**SET PROBLEM:**
Show all lines that include the string "Index"; copy each one.

━━ SOURCE MATERIAL

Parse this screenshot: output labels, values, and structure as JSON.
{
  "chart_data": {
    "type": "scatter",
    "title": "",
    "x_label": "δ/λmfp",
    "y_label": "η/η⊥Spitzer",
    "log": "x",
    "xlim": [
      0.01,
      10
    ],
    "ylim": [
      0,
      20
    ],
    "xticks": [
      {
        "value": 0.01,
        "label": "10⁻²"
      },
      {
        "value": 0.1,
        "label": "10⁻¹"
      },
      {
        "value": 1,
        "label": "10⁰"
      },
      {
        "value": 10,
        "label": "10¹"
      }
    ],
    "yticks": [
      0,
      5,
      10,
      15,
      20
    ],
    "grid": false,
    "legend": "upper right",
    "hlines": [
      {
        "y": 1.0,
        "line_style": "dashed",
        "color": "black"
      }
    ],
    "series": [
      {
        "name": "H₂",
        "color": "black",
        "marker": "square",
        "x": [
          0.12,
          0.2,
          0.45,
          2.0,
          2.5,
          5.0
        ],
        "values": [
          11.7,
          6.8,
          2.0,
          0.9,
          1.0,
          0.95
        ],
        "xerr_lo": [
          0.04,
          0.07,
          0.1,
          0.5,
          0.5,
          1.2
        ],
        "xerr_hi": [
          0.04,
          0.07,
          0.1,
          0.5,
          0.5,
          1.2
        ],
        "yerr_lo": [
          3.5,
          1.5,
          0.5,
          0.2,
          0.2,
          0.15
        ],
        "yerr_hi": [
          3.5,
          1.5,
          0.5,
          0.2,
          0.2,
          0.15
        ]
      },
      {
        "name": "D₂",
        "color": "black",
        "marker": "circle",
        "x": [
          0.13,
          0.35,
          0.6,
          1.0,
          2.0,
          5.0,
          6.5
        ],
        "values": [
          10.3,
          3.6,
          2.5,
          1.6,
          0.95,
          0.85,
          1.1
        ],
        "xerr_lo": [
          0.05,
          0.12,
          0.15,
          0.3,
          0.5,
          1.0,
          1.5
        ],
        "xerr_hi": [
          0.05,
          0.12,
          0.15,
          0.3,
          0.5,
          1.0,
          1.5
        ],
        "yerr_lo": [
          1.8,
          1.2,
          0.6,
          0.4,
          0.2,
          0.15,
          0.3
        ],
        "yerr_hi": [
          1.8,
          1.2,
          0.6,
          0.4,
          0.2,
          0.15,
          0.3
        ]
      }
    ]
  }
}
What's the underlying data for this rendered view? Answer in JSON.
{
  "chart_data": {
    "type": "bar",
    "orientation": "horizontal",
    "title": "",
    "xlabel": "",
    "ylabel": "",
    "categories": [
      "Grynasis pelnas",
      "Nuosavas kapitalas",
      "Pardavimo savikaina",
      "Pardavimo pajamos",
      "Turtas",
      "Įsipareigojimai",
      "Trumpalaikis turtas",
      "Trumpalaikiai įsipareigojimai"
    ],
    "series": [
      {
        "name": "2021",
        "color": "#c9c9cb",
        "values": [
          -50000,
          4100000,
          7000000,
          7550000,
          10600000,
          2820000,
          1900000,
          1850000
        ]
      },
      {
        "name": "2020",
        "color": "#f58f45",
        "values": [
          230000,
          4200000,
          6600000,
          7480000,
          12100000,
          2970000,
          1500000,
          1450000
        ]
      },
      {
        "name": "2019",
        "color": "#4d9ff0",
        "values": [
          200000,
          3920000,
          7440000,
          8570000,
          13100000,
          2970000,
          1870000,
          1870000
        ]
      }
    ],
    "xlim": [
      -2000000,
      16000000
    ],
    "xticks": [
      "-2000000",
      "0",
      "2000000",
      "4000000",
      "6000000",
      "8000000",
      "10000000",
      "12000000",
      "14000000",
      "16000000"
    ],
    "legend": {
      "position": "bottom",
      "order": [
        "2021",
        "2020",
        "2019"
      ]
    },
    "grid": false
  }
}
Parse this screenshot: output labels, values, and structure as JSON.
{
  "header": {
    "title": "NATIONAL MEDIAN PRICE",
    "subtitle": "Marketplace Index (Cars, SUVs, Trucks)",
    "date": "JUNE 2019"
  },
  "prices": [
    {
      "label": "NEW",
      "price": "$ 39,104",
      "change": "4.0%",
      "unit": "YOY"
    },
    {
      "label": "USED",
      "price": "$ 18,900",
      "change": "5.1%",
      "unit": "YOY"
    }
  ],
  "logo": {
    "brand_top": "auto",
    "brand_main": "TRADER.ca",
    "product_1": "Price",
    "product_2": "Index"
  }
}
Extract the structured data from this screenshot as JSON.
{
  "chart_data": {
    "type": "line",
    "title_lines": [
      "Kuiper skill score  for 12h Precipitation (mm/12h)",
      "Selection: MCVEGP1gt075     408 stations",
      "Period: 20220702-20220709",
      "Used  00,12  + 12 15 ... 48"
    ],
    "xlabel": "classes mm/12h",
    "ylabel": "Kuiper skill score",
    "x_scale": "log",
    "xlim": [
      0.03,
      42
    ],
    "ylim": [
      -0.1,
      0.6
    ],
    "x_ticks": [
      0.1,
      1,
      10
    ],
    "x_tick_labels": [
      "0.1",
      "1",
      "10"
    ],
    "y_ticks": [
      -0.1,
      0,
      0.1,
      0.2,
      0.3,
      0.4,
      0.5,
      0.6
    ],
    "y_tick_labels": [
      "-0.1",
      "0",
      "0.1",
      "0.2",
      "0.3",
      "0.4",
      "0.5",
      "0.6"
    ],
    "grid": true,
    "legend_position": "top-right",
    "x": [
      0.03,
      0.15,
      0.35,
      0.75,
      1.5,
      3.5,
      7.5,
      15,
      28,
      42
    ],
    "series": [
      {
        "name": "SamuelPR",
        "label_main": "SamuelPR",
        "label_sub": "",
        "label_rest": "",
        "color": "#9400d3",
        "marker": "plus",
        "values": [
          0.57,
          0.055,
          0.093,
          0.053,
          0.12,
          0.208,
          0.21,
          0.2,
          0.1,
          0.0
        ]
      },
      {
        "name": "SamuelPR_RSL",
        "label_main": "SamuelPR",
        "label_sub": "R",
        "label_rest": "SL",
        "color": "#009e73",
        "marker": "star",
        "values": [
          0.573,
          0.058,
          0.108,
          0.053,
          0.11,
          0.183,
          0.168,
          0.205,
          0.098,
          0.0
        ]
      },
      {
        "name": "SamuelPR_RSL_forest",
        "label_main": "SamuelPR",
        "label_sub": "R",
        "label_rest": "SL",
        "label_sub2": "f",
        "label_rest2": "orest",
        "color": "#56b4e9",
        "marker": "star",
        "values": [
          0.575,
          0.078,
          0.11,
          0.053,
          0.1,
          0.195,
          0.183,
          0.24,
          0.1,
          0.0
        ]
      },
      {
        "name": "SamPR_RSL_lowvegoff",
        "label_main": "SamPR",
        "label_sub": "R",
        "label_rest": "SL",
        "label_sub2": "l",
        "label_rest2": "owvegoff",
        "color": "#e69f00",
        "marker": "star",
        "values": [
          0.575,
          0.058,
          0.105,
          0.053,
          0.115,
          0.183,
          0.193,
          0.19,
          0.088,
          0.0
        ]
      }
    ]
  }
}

━━━━

**WORKED SOLUTION:**
    "subtitle": "Marketplace Index (Cars, SUVs, Trucks)",
    "product_2": "Index"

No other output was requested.